--- begin Input rows ---

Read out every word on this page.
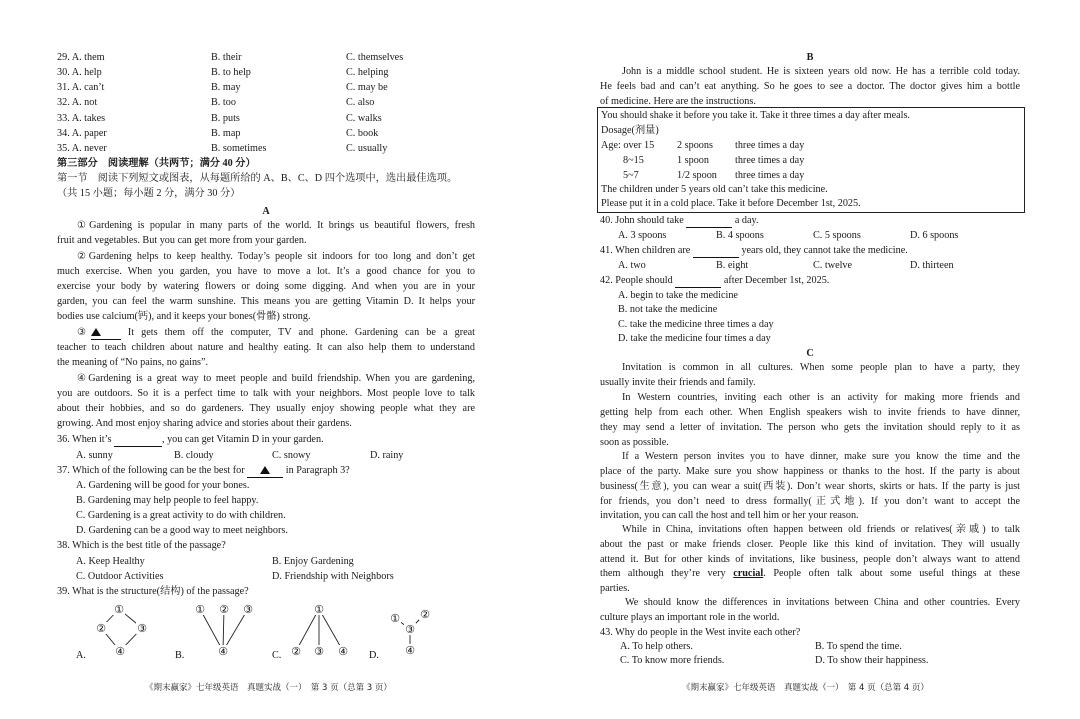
29. A. them	B. their	C. themselves
30. A. help	B. to help	C. helping
31. A. can’t	B. may	C. may be
32. A. not	B. too	C. also
33. A. takes	B. puts	C. walks
34. A. paper	B. map	C. book
35. A. never	B. sometimes	C. usually
第三部分　阅读理解（共两节；满分 40 分）
第一节　阅读下列短文或图表，从每题所给的 A、B、C、D 四个选项中，选出最佳选项。
（共 15 小题；每小题 2 分，满分 30 分）
A
①Gardening is popular in many parts of the world. It brings us beautiful flowers, fresh
fruit and vegetables. But you can get more from your garden.
②Gardening helps to keep healthy. Today’s people sit indoors for too long and don’t get
much exercise. When you garden, you have to move a lot. It’s a good chance for you to
exercise your body by watering flowers or doing some digging. And when you are in your
garden, you can feel the warm sunshine. This means you are getting Vitamin D. It helps your
bodies use calcium(钙), and it keeps your bones(骨骼) strong.
③	It gets them off the computer, TV and phone. Gardening can be a great
teacher to teach children about nature and healthy eating. It can also help them to understand
the meaning of “No pains, no gains”.
④Gardening is a great way to meet people and build friendship. When you are gardening,
you are outdoors. So it is a perfect time to talk with your neighbors. Most people love to talk
about their hobbies, and so do gardeners. They usually enjoy showing people what they are
growing. And most enjoy sharing advice and stories about their gardens.
36. When it’s	, you can get Vitamin D in your garden.
A. sunny	B. cloudy	C. snowy	D. rainy
37. Which of the following can be the best for	in Paragraph 3?
A. Gardening will be good for your bones.
B. Gardening may help people to feel happy.
C. Gardening is a great activity to do with children.
D. Gardening can be a good way to meet neighbors.
38. Which is the best title of the passage?
A. Keep Healthy	B. Enjoy Gardening
C. Outdoor Activities	D. Friendship with Neighbors
39. What is the structure(结构) of the passage?
①
②	③
④
① ② ③
④
①
② ③ ④
① ②
③
④
A.	B.	C.	D.
《期末赢家》七年级英语　真题实战（一）　第 3 页（总第 3 页）
B
John is a middle school student. He is sixteen years old now. He has a terrible cold today.
He feels bad and can’t eat anything. So he goes to see a doctor. The doctor gives him a bottle
of medicine. Here are the instructions.
You should shake it before you take it. Take it three times a day after meals.
Dosage(剂量)
Age: over 15 2 spoons three times a day
8~15	1 spoon	three times a day
5~7	1/2 spoon three times a day
The children under 5 years old can’t take this medicine.
Please put it in a cold place. Take it before December 1st, 2025.
40. John should take	a day.
A. 3 spoons	B. 4 spoons	C. 5 spoons	D. 6 spoons
41. When children are	years old, they cannot take the medicine.
A. two	B. eight	C. twelve	D. thirteen
42. People should	after December 1st, 2025.
A. begin to take the medicine
B. not take the medicine
C. take the medicine three times a day
D. take the medicine four times a day
C
Invitation is common in all cultures. When some people plan to have a party, they
usually invite their friends and family.
In Western countries, inviting each other is an activity for making more friends and
getting help from each other. When English speakers wish to invite friends to have dinner,
they may send a letter of invitation. The person who gets the invitation should reply to it as
soon as possible.
If a Western person invites you to have dinner, make sure you know the time and the
place of the party. Make sure you show happiness or thanks to the host. If the party is about
business(生意), you can wear a suit(西装). Don’t wear shorts, skirts or hats. If the party is just
for friends, you don’t need to dress formally(正式地). If you don’t want to accept the
invitation, you can call the host and tell him or her your reason.
While in China, invitations often happen between old friends or relatives(亲戚) to talk
about the past or make friends closer. People like this kind of invitation. They will usually
attend it. But for other kinds of invitations, like business, people don’t always want to attend
them although they’re very crucial. People often talk about some useful things at these
parties.
We should know the differences in invitations between China and other countries. Every
culture plays an important role in the world.
43. Why do people in the West invite each other?
A. To help others.	B. To spend the time.
C. To know more friends.	D. To show their happiness.
《期末赢家》七年级英语　真题实战（一）　第 4 页（总第 4 页）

--- end Input rows ---

# [Brief]
Copy out each line exactly, without the pictures.

# [Full answer]
Read out every word on this page.
29. A. them	B. their	C. themselves
30. A. help	B. to help	C. helping
31. A. can’t	B. may	C. may be
32. A. not	B. too	C. also
33. A. takes	B. puts	C. walks
34. A. paper	B. map	C. book
35. A. never	B. sometimes	C. usually
第三部分　阅读理解（共两节；满分 40 分）
第一节　阅读下列短文或图表，从每题所给的 A、B、C、D 四个选项中，选出最佳选项。
（共 15 小题；每小题 2 分，满分 30 分）
A
①Gardening is popular in many parts of the world. It brings us beautiful flowers, fresh
fruit and vegetables. But you can get more from your garden.
②Gardening helps to keep healthy. Today’s people sit indoors for too long and don’t get
much exercise. When you garden, you have to move a lot. It’s a good chance for you to
exercise your body by watering flowers or doing some digging. And when you are in your
garden, you can feel the warm sunshine. This means you are getting Vitamin D. It helps your
bodies use calcium(钙), and it keeps your bones(骨骼) strong.
③	It gets them off the computer, TV and phone. Gardening can be a great
teacher to teach children about nature and healthy eating. It can also help them to understand
the meaning of “No pains, no gains”.
④Gardening is a great way to meet people and build friendship. When you are gardening,
you are outdoors. So it is a perfect time to talk with your neighbors. Most people love to talk
about their hobbies, and so do gardeners. They usually enjoy showing people what they are
growing. And most enjoy sharing advice and stories about their gardens.
36. When it’s	, you can get Vitamin D in your garden.
A. sunny	B. cloudy	C. snowy	D. rainy
37. Which of the following can be the best for	in Paragraph 3?
A. Gardening will be good for your bones.
B. Gardening may help people to feel happy.
C. Gardening is a great activity to do with children.
D. Gardening can be a good way to meet neighbors.
38. Which is the best title of the passage?
A. Keep Healthy	B. Enjoy Gardening
C. Outdoor Activities	D. Friendship with Neighbors
39. What is the structure(结构) of the passage?
①
②	③
④
① ② ③
④
①
② ③ ④
① ②
③
④
A.	B.	C.	D.
《期末赢家》七年级英语　真题实战（一）　第 3 页（总第 3 页）
B
John is a middle school student. He is sixteen years old now. He has a terrible cold today.
He feels bad and can’t eat anything. So he goes to see a doctor. The doctor gives him a bottle
of medicine. Here are the instructions.
You should shake it before you take it. Take it three times a day after meals.
Dosage(剂量)
Age: over 15 2 spoons three times a day
8~15	1 spoon	three times a day
5~7	1/2 spoon three times a day
The children under 5 years old can’t take this medicine.
Please put it in a cold place. Take it before December 1st, 2025.
40. John should take	a day.
A. 3 spoons	B. 4 spoons	C. 5 spoons	D. 6 spoons
41. When children are	years old, they cannot take the medicine.
A. two	B. eight	C. twelve	D. thirteen
42. People should	after December 1st, 2025.
A. begin to take the medicine
B. not take the medicine
C. take the medicine three times a day
D. take the medicine four times a day
C
Invitation is common in all cultures. When some people plan to have a party, they
usually invite their friends and family.
In Western countries, inviting each other is an activity for making more friends and
getting help from each other. When English speakers wish to invite friends to have dinner,
they may send a letter of invitation. The person who gets the invitation should reply to it as
soon as possible.
If a Western person invites you to have dinner, make sure you know the time and the
place of the party. Make sure you show happiness or thanks to the host. If the party is about
business(生意), you can wear a suit(西装). Don’t wear shorts, skirts or hats. If the party is just
for friends, you don’t need to dress formally(正式地). If you don’t want to accept the
invitation, you can call the host and tell him or her your reason.
While in China, invitations often happen between old friends or relatives(亲戚) to talk
about the past or make friends closer. People like this kind of invitation. They will usually
attend it. But for other kinds of invitations, like business, people don’t always want to attend
them although they’re very crucial. People often talk about some useful things at these
parties.
We should know the differences in invitations between China and other countries. Every
culture plays an important role in the world.
43. Why do people in the West invite each other?
A. To help others.	B. To spend the time.
C. To know more friends.	D. To show their happiness.
《期末赢家》七年级英语　真题实战（一）　第 4 页（总第 4 页）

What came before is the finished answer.